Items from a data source
--------
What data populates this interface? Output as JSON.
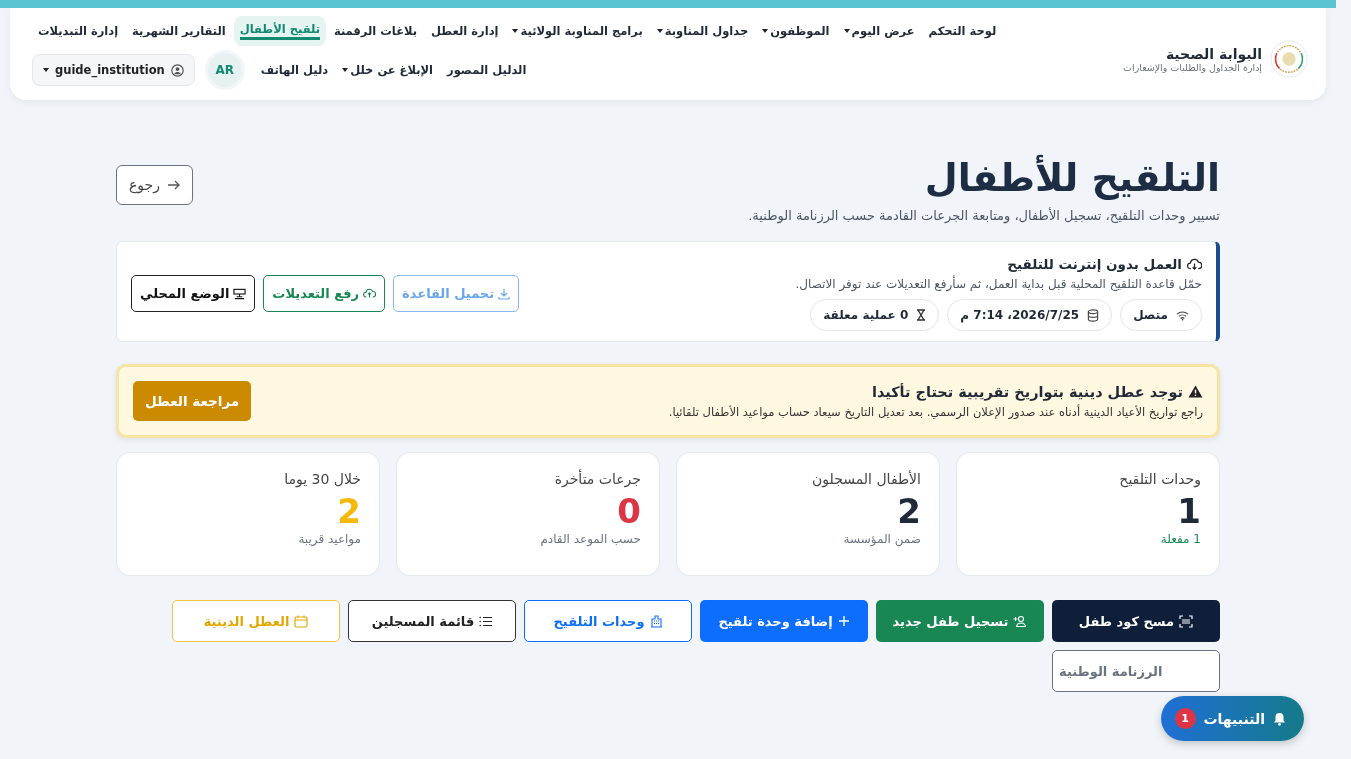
{
  "brand": {
    "title": "البوابة الصحية",
    "subtitle": "إدارة الجداول والطلبات والإشعارات"
  },
  "nav": [
    {
      "label": "لوحة التحكم",
      "dropdown": false,
      "selected": false
    },
    {
      "label": "عرض اليوم",
      "dropdown": true,
      "selected": false
    },
    {
      "label": "الموظفون",
      "dropdown": true,
      "selected": false
    },
    {
      "label": "جداول المناوبة",
      "dropdown": true,
      "selected": false
    },
    {
      "label": "برامج المناوبة الولائية",
      "dropdown": true,
      "selected": false
    },
    {
      "label": "إدارة العطل",
      "dropdown": false,
      "selected": false
    },
    {
      "label": "بلاغات الرقمنة",
      "dropdown": false,
      "selected": false
    },
    {
      "label": "تلقيح الأطفال",
      "dropdown": false,
      "selected": true
    },
    {
      "label": "التقارير الشهرية",
      "dropdown": false,
      "selected": false
    },
    {
      "label": "إدارة التبديلات",
      "dropdown": false,
      "selected": false
    },
    {
      "label": "الدليل المصور",
      "dropdown": false,
      "selected": false
    },
    {
      "label": "الإبلاغ عن خلل",
      "dropdown": true,
      "selected": false
    },
    {
      "label": "دليل الهاتف",
      "dropdown": false,
      "selected": false
    }
  ],
  "language": "AR",
  "user": "guide_institution",
  "page": {
    "title": "التلقيح للأطفال",
    "subtitle": "تسيير وحدات التلقيح، تسجيل الأطفال، ومتابعة الجرعات القادمة حسب الرزنامة الوطنية.",
    "back": "رجوع"
  },
  "offline": {
    "title": "العمل بدون إنترنت للتلقيح",
    "text": "حمّل قاعدة التلقيح المحلية قبل بداية العمل، ثم سأرفع التعديلات عند توفر الاتصال.",
    "chips": [
      {
        "kind": "wifi",
        "label": "متصل"
      },
      {
        "kind": "database",
        "label": "2026/7/25، 7:14 م"
      },
      {
        "kind": "hourglass",
        "label": "0 عملية معلقة"
      }
    ],
    "buttons": [
      {
        "kind": "download",
        "label": "تحميل القاعدة"
      },
      {
        "kind": "upload",
        "label": "رفع التعديلات"
      },
      {
        "kind": "local",
        "label": "الوضع المحلي"
      }
    ]
  },
  "alert": {
    "title": "توجد عطل دينية بتواريخ تقريبية تحتاج تأكيدا",
    "text": "راجع تواريخ الأعياد الدينية أدناه عند صدور الإعلان الرسمي. بعد تعديل التاريخ سيعاد حساب مواعيد الأطفال تلقائيا.",
    "button": "مراجعة العطل"
  },
  "stats": [
    {
      "kind": "success",
      "label": "وحدات التلقيح",
      "value": "1",
      "note": "1 مفعلة"
    },
    {
      "kind": "neutral",
      "label": "الأطفال المسجلون",
      "value": "2",
      "note": "ضمن المؤسسة"
    },
    {
      "kind": "danger",
      "label": "جرعات متأخرة",
      "value": "0",
      "note": "حسب الموعد القادم"
    },
    {
      "kind": "warning",
      "label": "خلال 30 يوما",
      "value": "2",
      "note": "مواعيد قريبة"
    }
  ],
  "actions": [
    {
      "kind": "scan",
      "label": "مسح كود طفل"
    },
    {
      "kind": "register",
      "label": "تسجيل طفل جديد"
    },
    {
      "kind": "add",
      "label": "إضافة وحدة تلقيح"
    },
    {
      "kind": "units",
      "label": "وحدات التلقيح"
    },
    {
      "kind": "list",
      "label": "قائمة المسجلين"
    },
    {
      "kind": "holidays",
      "label": "العطل الدينية"
    },
    {
      "kind": "calendar",
      "label": "الرزنامة الوطنية"
    }
  ],
  "notifications": {
    "label": "التنبيهات",
    "count": "1"
  }
}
--------
### SHORT PROBLEM
From the records above, pull out each line that has "التعديلات".

### FULL SOLUTION
    "text": "حمّل قاعدة التلقيح المحلية قبل بداية العمل، ثم سأرفع التعديلات عند توفر الاتصال.",
        "label": "رفع التعديلات"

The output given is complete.